***** INPUT MATERIAL *****
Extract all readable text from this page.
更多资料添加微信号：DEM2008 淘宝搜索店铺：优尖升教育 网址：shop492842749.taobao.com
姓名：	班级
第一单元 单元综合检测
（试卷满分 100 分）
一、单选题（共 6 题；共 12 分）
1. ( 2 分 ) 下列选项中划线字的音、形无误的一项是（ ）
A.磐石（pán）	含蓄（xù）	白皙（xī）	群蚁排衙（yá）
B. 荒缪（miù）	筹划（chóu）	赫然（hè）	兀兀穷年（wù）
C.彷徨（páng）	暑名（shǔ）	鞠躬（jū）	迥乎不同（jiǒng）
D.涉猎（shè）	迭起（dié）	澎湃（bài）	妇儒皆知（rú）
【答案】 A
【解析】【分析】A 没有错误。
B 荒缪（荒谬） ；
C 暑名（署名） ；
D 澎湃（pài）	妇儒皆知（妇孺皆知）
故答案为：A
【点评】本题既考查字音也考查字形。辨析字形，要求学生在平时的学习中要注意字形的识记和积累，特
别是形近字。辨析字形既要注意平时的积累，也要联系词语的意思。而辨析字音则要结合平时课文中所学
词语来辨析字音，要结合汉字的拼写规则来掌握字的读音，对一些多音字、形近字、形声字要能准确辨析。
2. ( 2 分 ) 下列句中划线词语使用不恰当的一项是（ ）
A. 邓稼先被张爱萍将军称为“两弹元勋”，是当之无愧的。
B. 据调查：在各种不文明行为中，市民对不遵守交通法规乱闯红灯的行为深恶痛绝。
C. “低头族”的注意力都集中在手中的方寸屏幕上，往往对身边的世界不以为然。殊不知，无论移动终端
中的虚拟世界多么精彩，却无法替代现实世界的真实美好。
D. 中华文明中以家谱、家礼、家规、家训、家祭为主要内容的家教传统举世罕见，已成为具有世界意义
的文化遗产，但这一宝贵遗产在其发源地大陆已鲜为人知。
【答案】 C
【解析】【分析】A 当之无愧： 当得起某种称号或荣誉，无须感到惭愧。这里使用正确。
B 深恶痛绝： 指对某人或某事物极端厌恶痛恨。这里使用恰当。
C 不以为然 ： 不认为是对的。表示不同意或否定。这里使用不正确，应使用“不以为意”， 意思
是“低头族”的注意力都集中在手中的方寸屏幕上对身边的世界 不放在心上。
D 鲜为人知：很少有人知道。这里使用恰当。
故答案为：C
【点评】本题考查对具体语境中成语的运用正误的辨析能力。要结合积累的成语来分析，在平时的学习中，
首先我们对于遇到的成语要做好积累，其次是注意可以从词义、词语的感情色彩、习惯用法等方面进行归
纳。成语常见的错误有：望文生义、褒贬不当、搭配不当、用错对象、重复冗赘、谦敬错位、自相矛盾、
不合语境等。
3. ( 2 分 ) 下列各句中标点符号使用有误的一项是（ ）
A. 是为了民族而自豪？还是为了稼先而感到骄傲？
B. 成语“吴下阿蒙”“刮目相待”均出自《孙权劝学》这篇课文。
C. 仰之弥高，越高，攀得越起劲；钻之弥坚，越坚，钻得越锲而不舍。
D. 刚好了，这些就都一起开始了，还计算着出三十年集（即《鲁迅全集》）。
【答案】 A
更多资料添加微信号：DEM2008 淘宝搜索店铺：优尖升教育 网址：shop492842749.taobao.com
*****
• **WORK TO BE COMPLETED**: Filter the entries down to the lines containing "妇儒皆知". Copy each of those lines.

• **RIGHT ANSWER**:
D.涉猎（shè）	迭起（dié）	澎湃（bài）	妇儒皆知（rú）
D 澎湃（pài）	妇儒皆知（妇孺皆知）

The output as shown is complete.